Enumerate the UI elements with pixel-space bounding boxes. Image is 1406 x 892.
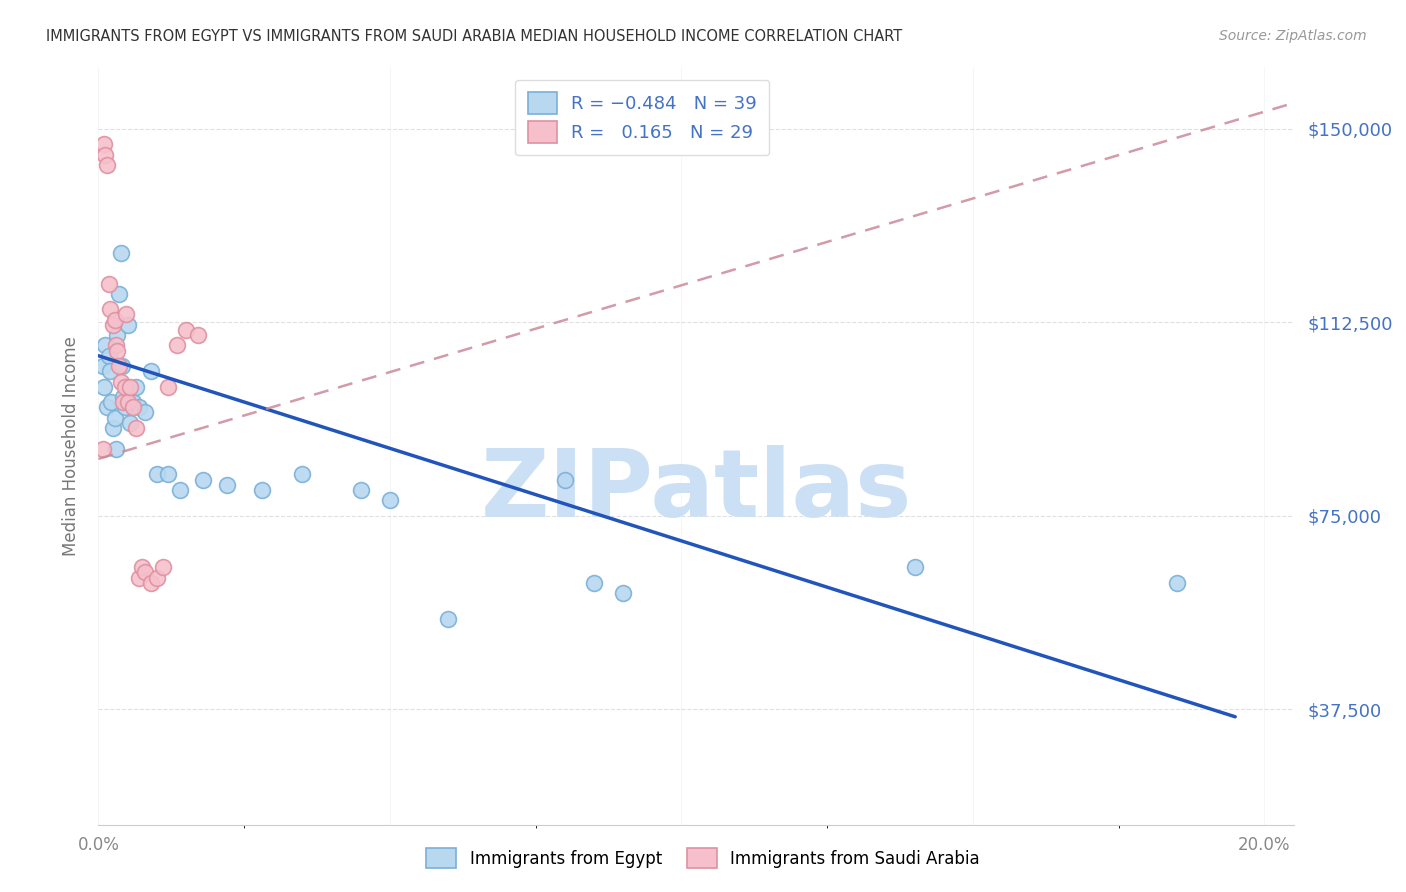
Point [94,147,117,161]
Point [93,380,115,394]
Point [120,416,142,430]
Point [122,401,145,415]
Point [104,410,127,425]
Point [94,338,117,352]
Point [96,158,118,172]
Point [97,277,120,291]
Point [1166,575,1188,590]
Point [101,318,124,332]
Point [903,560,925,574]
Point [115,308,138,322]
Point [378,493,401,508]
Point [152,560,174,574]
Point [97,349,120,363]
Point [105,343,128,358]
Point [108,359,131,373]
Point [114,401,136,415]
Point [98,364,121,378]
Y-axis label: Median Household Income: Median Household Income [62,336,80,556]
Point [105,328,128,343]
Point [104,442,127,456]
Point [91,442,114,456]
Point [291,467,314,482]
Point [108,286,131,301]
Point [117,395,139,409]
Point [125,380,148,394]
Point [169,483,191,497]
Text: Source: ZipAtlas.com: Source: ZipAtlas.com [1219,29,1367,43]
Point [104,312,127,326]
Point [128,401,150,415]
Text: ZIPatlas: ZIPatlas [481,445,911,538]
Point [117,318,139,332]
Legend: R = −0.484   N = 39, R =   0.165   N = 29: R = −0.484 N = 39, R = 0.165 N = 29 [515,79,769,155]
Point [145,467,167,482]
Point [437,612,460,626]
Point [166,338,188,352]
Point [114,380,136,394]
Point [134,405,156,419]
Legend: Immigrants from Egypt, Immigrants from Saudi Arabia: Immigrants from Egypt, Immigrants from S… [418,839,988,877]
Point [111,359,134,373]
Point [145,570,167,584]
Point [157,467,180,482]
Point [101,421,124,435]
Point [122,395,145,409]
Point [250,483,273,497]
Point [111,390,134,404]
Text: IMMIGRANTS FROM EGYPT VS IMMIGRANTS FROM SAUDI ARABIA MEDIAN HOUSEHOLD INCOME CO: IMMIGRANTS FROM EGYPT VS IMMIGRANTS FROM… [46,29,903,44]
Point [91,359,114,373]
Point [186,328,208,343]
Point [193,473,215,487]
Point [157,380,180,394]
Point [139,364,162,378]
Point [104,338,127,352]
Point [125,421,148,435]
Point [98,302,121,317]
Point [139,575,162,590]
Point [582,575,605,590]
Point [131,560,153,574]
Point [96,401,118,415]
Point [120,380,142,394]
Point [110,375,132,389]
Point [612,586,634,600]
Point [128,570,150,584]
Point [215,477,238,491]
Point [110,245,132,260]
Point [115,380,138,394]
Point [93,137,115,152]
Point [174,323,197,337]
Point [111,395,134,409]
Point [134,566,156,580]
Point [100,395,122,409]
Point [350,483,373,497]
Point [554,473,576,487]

= Required work =
Copy out every line of the item above verbatim, but leave the picture out.

= Complete response =
Enumerate the UI elements with pixel-space bounding boxes. Image is 1406 x 892.
Point [94,147,117,161]
Point [93,380,115,394]
Point [120,416,142,430]
Point [122,401,145,415]
Point [104,410,127,425]
Point [94,338,117,352]
Point [96,158,118,172]
Point [97,277,120,291]
Point [1166,575,1188,590]
Point [101,318,124,332]
Point [903,560,925,574]
Point [115,308,138,322]
Point [378,493,401,508]
Point [152,560,174,574]
Point [97,349,120,363]
Point [105,343,128,358]
Point [108,359,131,373]
Point [114,401,136,415]
Point [98,364,121,378]
Y-axis label: Median Household Income: Median Household Income [62,336,80,556]
Point [105,328,128,343]
Point [104,442,127,456]
Point [91,442,114,456]
Point [291,467,314,482]
Point [108,286,131,301]
Point [117,395,139,409]
Point [125,380,148,394]
Point [169,483,191,497]
Text: Source: ZipAtlas.com: Source: ZipAtlas.com [1219,29,1367,43]
Point [104,312,127,326]
Point [128,401,150,415]
Text: ZIPatlas: ZIPatlas [481,445,911,538]
Point [117,318,139,332]
Legend: R = −0.484   N = 39, R =   0.165   N = 29: R = −0.484 N = 39, R = 0.165 N = 29 [515,79,769,155]
Point [145,467,167,482]
Point [437,612,460,626]
Point [166,338,188,352]
Point [114,380,136,394]
Point [134,405,156,419]
Legend: Immigrants from Egypt, Immigrants from Saudi Arabia: Immigrants from Egypt, Immigrants from S… [418,839,988,877]
Point [111,359,134,373]
Point [145,570,167,584]
Point [157,467,180,482]
Point [101,421,124,435]
Point [122,395,145,409]
Point [250,483,273,497]
Point [111,390,134,404]
Text: IMMIGRANTS FROM EGYPT VS IMMIGRANTS FROM SAUDI ARABIA MEDIAN HOUSEHOLD INCOME CO: IMMIGRANTS FROM EGYPT VS IMMIGRANTS FROM… [46,29,903,44]
Point [91,359,114,373]
Point [186,328,208,343]
Point [193,473,215,487]
Point [157,380,180,394]
Point [139,364,162,378]
Point [104,338,127,352]
Point [125,421,148,435]
Point [98,302,121,317]
Point [139,575,162,590]
Point [582,575,605,590]
Point [131,560,153,574]
Point [96,401,118,415]
Point [120,380,142,394]
Point [110,375,132,389]
Point [612,586,634,600]
Point [128,570,150,584]
Point [215,477,238,491]
Point [110,245,132,260]
Point [115,380,138,394]
Point [93,137,115,152]
Point [174,323,197,337]
Point [111,395,134,409]
Point [134,566,156,580]
Point [100,395,122,409]
Point [350,483,373,497]
Point [554,473,576,487]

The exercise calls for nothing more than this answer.